** Stated problem **
Each record must be retyped in full. No character may differ.

** Data excerpts **
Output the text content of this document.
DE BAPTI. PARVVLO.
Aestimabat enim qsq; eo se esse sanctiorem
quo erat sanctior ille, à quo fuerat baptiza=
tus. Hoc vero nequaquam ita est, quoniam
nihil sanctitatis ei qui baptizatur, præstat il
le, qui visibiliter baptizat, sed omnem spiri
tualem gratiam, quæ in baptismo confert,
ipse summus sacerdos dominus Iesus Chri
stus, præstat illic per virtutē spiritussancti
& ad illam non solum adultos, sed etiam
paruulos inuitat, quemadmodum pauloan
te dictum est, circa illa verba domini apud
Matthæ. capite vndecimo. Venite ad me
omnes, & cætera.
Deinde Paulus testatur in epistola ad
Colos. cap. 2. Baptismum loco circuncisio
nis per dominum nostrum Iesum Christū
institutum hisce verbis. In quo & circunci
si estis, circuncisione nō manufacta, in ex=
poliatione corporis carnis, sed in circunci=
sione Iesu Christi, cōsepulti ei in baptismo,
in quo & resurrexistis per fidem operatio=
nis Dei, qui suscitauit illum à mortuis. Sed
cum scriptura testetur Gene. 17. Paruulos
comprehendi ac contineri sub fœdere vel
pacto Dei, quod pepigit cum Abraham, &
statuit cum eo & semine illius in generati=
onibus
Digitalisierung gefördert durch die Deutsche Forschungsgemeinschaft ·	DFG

** Output below **
Output the text content of this document.
DE BAPTI. PARVVLO.
Aestimabat enim qsq; eo se esse sanctiorem
quo erat sanctior ille, à quo fuerat baptiza=
tus. Hoc vero nequaquam ita est, quoniam
nihil sanctitatis ei qui baptizatur, præstat il
le, qui visibiliter baptizat, sed omnem spiri
tualem gratiam, quæ in baptismo confert,
ipse summus sacerdos dominus Iesus Chri
stus, præstat illic per virtutē spiritussancti
& ad illam non solum adultos, sed etiam
paruulos inuitat, quemadmodum pauloan
te dictum est, circa illa verba domini apud
Matthæ. capite vndecimo. Venite ad me
omnes, & cætera.
Deinde Paulus testatur in epistola ad
Colos. cap. 2. Baptismum loco circuncisio
nis per dominum nostrum Iesum Christū
institutum hisce verbis. In quo & circunci
si estis, circuncisione nō manufacta, in ex=
poliatione corporis carnis, sed in circunci=
sione Iesu Christi, cōsepulti ei in baptismo,
in quo & resurrexistis per fidem operatio=
nis Dei, qui suscitauit illum à mortuis. Sed
cum scriptura testetur Gene. 17. Paruulos
comprehendi ac contineri sub fœdere vel
pacto Dei, quod pepigit cum Abraham, &
statuit cum eo & semine illius in generati=
onibus
Digitalisierung gefördert durch die Deutsche Forschungsgemeinschaft ·	DFG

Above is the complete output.